:: Exercise inputs ::
+===+

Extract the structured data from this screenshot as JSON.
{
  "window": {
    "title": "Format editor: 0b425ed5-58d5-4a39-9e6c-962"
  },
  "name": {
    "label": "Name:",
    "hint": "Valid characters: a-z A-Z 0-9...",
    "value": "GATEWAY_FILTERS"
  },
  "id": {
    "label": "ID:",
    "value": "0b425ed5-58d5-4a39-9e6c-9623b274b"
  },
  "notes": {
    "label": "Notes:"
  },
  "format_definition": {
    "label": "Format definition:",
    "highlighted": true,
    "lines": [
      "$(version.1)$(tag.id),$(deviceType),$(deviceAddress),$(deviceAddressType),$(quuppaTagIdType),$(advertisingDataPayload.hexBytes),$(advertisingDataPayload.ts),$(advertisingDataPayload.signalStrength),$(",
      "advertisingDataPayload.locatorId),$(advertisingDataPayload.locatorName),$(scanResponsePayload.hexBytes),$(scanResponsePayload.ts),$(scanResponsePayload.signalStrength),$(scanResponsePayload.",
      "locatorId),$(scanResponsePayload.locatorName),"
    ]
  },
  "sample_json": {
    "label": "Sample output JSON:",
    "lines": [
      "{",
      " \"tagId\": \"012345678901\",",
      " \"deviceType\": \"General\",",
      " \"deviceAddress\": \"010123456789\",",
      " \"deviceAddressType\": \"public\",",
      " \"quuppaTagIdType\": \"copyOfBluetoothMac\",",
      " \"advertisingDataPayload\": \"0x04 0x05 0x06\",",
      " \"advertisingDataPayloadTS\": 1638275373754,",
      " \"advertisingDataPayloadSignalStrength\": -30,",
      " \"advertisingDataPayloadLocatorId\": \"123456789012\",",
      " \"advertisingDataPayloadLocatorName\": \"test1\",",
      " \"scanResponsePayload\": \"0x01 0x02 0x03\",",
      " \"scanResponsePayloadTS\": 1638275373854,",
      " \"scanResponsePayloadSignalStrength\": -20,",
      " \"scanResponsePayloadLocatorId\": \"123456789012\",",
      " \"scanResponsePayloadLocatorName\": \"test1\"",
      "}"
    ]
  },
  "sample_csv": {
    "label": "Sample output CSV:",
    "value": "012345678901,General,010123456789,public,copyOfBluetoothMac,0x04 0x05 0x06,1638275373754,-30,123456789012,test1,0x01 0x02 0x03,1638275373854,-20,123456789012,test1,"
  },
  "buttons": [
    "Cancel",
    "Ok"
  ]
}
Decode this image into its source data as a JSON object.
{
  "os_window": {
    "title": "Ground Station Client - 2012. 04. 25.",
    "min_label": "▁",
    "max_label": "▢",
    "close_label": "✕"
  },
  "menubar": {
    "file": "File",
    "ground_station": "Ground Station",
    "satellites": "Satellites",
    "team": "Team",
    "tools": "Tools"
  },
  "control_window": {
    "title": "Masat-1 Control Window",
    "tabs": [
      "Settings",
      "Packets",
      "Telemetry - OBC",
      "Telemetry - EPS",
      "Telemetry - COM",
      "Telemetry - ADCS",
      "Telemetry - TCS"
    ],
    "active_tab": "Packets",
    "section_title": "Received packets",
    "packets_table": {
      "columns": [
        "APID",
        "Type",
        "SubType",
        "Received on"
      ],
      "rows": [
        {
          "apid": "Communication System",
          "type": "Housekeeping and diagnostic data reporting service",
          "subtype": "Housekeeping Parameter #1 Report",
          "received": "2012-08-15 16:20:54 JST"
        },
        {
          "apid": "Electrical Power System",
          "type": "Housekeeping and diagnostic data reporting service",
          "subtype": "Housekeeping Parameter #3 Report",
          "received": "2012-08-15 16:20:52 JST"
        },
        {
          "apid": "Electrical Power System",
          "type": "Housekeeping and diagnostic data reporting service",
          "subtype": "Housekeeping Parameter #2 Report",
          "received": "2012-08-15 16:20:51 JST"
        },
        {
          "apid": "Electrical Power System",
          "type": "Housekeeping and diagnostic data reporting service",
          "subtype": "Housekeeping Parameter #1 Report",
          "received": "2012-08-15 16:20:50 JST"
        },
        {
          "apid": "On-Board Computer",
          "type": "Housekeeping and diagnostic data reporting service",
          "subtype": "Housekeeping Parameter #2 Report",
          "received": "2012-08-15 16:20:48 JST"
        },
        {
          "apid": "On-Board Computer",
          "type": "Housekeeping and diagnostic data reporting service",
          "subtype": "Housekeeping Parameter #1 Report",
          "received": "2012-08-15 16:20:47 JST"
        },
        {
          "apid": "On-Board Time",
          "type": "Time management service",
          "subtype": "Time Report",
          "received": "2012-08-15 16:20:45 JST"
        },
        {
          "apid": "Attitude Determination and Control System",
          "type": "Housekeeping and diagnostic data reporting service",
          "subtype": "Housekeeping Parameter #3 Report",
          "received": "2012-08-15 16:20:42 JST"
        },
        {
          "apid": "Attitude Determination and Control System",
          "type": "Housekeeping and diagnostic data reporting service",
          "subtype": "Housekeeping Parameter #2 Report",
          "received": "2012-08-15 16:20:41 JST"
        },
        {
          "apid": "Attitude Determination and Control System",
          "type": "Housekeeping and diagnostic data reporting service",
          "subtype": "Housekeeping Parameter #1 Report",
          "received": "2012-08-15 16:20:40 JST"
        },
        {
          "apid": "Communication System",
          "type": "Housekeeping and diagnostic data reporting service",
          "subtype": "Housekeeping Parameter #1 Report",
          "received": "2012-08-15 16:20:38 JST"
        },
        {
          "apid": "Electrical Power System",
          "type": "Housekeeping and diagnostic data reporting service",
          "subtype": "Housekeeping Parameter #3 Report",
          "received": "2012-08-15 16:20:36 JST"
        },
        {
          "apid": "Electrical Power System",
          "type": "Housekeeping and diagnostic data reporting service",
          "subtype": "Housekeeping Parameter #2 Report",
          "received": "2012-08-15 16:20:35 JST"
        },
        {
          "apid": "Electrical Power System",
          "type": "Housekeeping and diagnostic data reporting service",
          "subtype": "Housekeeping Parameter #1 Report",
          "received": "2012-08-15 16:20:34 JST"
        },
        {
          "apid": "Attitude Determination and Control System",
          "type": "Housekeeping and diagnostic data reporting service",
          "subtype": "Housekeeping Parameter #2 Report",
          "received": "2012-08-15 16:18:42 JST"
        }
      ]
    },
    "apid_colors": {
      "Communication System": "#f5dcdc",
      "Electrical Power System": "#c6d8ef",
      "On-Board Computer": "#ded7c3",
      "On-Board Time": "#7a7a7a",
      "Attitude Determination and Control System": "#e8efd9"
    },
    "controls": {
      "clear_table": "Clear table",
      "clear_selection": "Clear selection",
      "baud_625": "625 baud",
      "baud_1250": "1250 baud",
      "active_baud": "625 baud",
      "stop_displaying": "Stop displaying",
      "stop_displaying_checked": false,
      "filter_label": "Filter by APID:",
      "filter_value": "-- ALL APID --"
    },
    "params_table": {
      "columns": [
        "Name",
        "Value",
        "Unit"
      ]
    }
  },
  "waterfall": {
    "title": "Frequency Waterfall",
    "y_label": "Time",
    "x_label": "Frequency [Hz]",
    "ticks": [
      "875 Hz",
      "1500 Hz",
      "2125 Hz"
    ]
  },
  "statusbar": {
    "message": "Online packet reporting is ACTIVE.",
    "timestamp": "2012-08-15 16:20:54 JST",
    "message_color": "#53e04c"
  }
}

+===+

:: Job ::
In the records above, how many lines contain the string "copyOfBluetoothMac"? State that number only.

:: Written response ::
2